Passage given —
──────────────────────────────

Retail inflation was at a record high in 2023 with the Consumer Price Index (CPI) shooting up to 7.44 per cent in July, accompanied by high food inflation. Currently, although the retail inflation for December 2023 stood at 5.69 per cent, it remains close to the upper tolerance limit of 6 per cent set by the Union government.
With inflation impacting disposable income and interest rates going up, rural and urban consumption has remained soft. Food price inflation too has been biting into consumption.
Wahi expected the government to address the lower consumption in less affluent areas for a more equitable economic recovery. For this, he suggested that the government—through Budget 2024—could continue driving Make in India by pushing for more schemes like PLI. The government in 2021 announced PLI schemes for 14 sectors with an outlay of Rs 1.97 lakh crore.
Government can bring in more PLI in those sectors that can drive more employment such as leather and footwear, carpet, handicraft, jewellery—leading to money in the hands of consumers, said Wahi.
Others agreed. “Initiatives like the PLI scheme have been instrumental in boosting 'Make in India' efforts, and we believe the upcoming budget holds the utmost importance in further shaping India's electronic manufacturing space,” said Amit Khatri, co-founder of Noise, a smartwatch and wearable company.
E-commerce start-ups also asked for the government’s involvement in nurturing the investment landscape to help elevate the number of startups in the country. Unicorn Meesho’s CFO Dhiresh Bansal is rooting for an “all-encompassing strategy” for ease of doing business.
“Simplifying the processes associated with tax compliance and lowering tax rates, especially during the initial operational years, will ease the financial strain on startups, cultivating a more advantageous business environment,” Bansal said.

──────────────────────────────

According to the passage on inflation and Budget 2024, how many sectors did the PLI schemes announced by the government in 2021 cover?

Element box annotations
──────────────────────────────

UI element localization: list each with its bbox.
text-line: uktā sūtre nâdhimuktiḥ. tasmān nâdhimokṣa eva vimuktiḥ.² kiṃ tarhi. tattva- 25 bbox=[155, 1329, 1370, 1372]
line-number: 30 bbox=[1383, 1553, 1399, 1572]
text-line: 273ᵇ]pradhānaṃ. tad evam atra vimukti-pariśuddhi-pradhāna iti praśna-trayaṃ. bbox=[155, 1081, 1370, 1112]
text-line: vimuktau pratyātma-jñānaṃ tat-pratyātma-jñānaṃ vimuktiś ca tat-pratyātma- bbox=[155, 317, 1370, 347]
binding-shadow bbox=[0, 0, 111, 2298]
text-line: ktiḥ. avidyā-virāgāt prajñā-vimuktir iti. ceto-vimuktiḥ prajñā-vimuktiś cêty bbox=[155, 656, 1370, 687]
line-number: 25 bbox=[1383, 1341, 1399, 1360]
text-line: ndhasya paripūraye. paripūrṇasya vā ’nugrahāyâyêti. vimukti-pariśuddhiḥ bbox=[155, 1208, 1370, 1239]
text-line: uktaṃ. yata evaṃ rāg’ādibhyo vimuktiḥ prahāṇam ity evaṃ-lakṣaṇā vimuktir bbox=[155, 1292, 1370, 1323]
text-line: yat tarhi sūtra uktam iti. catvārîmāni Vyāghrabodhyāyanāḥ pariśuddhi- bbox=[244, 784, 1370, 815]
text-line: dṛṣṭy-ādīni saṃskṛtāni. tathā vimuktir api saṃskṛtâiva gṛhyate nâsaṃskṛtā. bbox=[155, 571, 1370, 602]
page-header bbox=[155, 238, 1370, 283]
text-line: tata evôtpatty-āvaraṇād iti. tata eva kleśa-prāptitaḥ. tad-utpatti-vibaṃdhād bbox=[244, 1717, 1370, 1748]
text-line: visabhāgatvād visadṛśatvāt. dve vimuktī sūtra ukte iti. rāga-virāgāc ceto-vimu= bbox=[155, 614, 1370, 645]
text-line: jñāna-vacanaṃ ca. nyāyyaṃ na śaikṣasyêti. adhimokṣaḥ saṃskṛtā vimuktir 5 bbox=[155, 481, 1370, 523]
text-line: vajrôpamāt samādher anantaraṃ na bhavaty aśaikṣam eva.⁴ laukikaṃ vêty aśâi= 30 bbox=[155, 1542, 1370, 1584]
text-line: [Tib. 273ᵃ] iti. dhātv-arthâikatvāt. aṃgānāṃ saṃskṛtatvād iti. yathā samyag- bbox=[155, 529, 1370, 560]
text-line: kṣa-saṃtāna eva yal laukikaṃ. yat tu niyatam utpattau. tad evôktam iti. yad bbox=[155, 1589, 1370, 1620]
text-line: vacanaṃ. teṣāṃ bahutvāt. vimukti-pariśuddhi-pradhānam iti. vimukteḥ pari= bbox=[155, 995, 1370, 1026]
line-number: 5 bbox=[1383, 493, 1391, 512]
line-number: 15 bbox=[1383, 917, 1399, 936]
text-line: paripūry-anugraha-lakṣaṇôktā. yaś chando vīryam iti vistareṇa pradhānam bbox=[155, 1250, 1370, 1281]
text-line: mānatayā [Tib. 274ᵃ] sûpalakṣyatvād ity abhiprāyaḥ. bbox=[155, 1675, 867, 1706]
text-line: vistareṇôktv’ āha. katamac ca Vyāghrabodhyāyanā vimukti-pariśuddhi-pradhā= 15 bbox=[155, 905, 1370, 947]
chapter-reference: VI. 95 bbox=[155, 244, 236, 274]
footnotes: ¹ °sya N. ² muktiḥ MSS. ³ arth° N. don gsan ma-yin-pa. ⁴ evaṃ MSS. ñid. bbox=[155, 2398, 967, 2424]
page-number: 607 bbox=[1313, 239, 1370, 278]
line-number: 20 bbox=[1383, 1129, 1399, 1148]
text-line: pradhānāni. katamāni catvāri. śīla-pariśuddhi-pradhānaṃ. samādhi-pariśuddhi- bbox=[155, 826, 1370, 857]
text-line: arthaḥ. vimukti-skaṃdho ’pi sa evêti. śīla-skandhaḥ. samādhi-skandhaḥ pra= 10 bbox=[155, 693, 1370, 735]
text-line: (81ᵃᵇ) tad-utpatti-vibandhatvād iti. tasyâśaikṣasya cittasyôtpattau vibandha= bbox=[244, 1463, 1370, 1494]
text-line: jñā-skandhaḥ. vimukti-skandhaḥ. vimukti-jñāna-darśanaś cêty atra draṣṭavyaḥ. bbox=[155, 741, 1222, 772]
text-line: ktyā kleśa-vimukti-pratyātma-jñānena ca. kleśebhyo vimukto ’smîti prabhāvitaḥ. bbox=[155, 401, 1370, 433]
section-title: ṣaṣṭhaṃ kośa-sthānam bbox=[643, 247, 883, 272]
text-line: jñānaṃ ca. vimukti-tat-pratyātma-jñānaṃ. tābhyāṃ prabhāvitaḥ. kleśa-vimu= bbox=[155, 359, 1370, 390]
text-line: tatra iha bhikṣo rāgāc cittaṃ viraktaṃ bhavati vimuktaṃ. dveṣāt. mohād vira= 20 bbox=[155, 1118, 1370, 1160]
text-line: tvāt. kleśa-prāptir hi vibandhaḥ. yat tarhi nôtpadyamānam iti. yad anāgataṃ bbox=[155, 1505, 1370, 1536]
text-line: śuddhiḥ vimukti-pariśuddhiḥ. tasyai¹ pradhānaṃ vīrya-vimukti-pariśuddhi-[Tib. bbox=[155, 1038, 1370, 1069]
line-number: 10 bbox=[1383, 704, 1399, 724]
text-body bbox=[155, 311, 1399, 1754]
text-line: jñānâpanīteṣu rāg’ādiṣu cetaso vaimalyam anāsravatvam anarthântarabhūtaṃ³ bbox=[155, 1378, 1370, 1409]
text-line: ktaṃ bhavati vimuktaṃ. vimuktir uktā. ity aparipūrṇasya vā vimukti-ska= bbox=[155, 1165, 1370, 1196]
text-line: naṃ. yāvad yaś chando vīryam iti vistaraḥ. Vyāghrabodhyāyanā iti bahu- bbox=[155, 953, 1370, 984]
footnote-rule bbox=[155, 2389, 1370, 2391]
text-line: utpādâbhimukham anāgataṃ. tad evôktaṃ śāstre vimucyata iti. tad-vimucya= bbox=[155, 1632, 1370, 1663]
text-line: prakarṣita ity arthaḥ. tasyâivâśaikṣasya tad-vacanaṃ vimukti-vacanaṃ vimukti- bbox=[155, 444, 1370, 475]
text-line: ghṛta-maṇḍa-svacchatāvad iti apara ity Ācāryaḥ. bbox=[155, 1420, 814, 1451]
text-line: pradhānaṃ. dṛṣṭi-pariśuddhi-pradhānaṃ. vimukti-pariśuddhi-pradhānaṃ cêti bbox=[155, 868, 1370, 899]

──────────────────────────────

Exercise result — 14 sectors